Items from a figure collection:

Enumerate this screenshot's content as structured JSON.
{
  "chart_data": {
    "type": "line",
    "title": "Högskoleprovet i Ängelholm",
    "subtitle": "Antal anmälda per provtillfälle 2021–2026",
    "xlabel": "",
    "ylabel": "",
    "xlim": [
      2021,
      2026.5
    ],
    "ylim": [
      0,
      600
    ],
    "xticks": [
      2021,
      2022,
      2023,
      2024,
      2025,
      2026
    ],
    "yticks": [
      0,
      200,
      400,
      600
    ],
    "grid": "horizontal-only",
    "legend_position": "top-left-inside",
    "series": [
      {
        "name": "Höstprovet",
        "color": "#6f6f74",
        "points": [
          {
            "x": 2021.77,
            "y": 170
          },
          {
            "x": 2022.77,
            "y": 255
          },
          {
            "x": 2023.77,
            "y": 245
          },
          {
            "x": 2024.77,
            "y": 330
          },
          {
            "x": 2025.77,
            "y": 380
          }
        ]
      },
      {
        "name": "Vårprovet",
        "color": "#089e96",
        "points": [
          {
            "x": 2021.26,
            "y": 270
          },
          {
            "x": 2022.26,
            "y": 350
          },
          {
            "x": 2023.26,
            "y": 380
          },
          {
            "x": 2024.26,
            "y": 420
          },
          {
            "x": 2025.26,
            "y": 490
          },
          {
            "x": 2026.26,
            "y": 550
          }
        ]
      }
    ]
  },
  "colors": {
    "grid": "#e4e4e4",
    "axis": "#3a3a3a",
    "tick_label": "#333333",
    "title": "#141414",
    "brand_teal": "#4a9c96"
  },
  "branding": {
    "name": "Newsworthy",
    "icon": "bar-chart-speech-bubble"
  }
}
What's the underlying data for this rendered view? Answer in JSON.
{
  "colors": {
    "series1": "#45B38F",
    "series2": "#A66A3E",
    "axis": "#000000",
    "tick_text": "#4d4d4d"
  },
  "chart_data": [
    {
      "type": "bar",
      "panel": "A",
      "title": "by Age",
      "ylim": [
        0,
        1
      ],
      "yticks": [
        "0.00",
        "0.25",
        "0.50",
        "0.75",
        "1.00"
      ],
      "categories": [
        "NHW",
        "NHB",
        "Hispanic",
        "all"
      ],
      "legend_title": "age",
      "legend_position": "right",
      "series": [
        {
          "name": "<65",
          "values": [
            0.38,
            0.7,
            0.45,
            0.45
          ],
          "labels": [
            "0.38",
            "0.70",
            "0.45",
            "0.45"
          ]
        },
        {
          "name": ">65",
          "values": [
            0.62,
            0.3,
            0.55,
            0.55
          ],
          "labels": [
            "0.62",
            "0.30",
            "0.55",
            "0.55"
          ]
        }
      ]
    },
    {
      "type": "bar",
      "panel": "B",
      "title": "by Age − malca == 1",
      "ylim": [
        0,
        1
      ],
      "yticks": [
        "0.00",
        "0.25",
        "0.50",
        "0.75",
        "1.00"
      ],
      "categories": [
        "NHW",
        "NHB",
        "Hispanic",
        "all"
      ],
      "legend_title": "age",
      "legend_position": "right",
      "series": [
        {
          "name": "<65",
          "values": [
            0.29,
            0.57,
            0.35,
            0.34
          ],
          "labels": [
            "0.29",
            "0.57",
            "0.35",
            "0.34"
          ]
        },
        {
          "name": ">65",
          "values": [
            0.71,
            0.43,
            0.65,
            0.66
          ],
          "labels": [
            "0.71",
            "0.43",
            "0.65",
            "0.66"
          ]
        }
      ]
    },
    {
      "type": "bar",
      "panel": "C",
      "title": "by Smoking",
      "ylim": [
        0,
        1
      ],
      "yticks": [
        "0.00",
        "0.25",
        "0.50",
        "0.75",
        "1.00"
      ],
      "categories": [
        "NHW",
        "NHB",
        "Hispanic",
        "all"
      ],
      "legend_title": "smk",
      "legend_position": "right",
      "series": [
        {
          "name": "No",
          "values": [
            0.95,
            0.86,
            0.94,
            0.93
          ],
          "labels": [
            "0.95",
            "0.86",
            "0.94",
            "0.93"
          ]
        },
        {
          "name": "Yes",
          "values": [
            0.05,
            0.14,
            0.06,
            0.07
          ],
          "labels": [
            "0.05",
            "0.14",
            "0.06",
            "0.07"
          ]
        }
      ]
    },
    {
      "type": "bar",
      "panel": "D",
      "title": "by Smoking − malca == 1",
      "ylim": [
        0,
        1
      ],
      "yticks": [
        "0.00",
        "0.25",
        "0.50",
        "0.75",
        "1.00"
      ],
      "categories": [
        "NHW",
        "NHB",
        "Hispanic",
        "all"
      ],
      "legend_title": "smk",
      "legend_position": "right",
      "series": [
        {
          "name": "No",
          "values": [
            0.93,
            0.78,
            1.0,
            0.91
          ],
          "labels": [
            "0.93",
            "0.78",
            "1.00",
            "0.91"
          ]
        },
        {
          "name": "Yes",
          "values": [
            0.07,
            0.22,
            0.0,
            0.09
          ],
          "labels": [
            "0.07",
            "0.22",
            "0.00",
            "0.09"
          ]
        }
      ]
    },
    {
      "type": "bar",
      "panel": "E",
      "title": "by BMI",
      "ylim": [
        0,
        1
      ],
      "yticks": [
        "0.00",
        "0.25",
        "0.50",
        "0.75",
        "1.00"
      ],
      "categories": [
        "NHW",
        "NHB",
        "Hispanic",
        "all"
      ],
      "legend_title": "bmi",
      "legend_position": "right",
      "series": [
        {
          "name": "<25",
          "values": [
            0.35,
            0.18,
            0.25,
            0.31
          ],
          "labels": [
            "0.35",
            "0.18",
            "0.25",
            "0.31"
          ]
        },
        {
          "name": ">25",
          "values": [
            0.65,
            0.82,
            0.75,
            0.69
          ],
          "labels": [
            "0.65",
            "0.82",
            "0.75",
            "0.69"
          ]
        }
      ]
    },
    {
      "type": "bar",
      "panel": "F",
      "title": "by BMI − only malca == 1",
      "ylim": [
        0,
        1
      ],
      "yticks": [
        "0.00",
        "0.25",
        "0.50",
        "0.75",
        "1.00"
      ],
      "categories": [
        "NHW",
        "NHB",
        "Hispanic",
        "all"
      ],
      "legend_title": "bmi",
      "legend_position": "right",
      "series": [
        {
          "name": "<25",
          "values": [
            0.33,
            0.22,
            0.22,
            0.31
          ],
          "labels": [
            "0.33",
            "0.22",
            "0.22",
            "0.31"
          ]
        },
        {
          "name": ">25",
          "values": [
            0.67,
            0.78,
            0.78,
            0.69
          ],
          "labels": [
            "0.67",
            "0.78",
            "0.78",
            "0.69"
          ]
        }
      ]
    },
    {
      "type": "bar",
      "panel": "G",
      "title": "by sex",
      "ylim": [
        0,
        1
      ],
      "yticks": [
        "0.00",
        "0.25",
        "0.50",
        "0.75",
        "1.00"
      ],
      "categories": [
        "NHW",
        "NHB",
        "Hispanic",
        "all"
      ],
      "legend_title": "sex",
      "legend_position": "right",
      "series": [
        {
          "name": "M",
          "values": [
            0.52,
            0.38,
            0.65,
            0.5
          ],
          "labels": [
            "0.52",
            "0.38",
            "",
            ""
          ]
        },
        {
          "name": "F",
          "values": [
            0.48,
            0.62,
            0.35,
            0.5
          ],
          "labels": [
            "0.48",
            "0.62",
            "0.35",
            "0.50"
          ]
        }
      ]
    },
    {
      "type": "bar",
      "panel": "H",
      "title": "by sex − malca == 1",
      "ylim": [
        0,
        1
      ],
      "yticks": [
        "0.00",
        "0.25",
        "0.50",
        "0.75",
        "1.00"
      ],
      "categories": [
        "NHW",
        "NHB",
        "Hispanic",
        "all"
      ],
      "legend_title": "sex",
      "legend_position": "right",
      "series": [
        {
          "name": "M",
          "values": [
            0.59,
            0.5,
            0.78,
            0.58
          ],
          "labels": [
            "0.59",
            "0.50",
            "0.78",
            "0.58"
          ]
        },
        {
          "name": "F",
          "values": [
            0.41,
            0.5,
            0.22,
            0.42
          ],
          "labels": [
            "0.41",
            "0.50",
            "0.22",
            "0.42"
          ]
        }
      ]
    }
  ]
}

**What the task requires:**
Show the lines of the records that include the string "only".

**Expected answer:**
    "grid": "horizontal-only",
      "title": "by BMI − only malca == 1",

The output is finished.